-- Start RECORDED INFORMATION --
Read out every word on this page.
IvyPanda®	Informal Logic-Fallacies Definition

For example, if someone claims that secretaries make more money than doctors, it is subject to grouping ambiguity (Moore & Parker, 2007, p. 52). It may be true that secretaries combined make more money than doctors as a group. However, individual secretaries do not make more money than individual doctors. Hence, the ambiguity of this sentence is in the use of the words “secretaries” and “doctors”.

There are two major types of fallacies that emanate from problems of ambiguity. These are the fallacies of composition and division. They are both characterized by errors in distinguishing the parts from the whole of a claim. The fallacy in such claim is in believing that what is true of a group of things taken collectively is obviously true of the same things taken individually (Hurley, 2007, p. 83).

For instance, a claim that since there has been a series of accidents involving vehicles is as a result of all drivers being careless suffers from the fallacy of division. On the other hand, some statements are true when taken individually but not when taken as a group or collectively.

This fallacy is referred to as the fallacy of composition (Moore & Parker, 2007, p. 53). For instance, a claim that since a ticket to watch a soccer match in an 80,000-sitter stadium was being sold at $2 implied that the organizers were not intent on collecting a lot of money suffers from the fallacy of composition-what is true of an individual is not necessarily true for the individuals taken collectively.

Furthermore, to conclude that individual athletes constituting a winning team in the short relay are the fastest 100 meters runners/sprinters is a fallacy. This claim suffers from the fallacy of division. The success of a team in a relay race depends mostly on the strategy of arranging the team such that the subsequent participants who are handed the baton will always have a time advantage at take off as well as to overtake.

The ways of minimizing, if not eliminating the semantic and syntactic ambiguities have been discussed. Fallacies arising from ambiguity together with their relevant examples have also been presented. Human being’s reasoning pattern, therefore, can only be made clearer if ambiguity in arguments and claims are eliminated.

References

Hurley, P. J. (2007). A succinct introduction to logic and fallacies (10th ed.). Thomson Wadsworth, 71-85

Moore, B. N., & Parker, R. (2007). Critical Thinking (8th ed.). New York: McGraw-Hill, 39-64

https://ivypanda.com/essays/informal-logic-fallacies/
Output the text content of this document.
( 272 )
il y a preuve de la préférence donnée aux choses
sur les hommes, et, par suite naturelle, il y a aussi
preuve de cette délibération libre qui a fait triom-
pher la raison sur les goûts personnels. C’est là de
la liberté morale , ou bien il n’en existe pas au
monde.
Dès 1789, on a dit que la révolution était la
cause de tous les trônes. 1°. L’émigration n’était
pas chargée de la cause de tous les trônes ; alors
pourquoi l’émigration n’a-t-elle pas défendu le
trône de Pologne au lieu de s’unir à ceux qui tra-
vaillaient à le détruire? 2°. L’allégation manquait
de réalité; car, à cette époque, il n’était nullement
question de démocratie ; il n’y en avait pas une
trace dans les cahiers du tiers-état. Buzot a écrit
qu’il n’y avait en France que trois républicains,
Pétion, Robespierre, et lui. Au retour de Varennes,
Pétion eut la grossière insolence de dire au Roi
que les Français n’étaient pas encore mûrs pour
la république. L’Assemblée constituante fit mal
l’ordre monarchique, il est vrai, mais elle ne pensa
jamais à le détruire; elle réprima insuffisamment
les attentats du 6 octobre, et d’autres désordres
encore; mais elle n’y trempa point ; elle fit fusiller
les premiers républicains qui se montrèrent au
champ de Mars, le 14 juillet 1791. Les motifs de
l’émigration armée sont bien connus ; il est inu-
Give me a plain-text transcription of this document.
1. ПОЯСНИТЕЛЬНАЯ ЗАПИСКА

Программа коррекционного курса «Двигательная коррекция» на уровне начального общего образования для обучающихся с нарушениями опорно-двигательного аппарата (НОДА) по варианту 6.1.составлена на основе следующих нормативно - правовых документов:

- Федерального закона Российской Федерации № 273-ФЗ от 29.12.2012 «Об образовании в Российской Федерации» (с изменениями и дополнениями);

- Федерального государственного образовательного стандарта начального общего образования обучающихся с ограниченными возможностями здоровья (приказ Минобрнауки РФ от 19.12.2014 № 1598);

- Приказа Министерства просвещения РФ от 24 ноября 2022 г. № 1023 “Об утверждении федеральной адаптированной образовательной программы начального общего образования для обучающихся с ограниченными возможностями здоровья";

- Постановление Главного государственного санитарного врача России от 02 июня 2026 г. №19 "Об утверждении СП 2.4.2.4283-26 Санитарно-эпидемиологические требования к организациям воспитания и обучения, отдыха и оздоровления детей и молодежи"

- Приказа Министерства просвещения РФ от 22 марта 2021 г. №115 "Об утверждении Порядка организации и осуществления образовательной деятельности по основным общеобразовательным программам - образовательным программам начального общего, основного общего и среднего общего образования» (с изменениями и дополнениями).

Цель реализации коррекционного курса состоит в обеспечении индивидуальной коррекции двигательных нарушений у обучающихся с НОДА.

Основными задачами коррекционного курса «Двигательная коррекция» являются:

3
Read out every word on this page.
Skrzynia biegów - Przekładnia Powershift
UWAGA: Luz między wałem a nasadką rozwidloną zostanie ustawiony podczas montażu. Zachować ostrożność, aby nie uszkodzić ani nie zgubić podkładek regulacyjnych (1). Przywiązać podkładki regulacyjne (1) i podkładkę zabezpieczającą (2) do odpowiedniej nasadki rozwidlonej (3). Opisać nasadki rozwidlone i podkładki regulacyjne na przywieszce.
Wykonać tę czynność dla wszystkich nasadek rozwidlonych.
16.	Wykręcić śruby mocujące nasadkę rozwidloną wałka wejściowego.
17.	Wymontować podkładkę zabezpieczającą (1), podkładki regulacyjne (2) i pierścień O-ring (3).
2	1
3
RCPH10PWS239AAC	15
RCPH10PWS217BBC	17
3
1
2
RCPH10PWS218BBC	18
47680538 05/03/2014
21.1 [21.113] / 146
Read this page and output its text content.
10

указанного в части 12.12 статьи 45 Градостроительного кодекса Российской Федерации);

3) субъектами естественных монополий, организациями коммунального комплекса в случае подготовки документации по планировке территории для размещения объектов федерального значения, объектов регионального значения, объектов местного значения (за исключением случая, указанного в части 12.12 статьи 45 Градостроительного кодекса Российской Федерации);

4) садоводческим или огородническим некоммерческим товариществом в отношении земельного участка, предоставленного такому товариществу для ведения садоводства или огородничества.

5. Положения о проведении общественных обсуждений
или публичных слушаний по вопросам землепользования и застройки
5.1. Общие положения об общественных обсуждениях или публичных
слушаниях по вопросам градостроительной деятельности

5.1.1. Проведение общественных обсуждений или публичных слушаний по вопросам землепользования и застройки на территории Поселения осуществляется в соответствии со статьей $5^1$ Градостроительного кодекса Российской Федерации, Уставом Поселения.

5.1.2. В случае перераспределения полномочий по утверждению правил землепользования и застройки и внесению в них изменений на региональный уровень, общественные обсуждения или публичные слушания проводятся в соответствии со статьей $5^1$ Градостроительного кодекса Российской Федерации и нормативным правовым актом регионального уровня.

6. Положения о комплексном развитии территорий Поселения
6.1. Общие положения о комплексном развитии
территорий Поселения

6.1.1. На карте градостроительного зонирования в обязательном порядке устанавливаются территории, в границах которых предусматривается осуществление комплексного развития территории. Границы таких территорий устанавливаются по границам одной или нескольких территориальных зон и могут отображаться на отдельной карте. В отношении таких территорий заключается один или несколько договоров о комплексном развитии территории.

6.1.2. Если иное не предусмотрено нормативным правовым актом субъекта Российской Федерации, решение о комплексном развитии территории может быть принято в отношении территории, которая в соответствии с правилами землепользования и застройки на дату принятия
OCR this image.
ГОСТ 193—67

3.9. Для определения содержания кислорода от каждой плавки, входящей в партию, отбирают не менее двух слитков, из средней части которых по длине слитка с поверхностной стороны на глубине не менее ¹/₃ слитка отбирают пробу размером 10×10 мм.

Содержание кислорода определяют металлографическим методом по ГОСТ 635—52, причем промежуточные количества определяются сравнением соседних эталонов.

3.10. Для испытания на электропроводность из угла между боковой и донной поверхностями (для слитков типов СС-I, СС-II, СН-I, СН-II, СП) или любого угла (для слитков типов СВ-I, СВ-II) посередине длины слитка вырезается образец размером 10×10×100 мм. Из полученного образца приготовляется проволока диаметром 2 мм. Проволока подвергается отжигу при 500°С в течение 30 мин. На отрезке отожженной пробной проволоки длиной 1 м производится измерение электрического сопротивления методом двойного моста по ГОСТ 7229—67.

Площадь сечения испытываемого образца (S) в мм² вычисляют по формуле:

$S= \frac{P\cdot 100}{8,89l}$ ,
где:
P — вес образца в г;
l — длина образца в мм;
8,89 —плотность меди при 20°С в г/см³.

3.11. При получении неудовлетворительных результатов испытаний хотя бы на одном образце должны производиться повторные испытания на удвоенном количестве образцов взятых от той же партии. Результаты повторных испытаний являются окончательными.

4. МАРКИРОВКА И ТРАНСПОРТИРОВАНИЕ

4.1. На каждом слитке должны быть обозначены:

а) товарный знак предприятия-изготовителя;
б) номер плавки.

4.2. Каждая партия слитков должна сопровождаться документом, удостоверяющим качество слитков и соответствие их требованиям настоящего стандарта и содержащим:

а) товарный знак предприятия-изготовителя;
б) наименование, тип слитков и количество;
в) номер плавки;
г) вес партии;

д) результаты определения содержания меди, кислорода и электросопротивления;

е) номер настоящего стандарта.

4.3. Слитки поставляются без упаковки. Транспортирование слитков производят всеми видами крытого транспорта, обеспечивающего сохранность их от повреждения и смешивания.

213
-- End RECORDED INFORMATION --
◆ STATED GOAL:
Using the listing above, return all lines where the word "cette" occurs.

◆ OUTPUT BELOW:
preuve de cette délibération libre qui a fait triom-
de réalité; car, à cette époque, il n’était nullement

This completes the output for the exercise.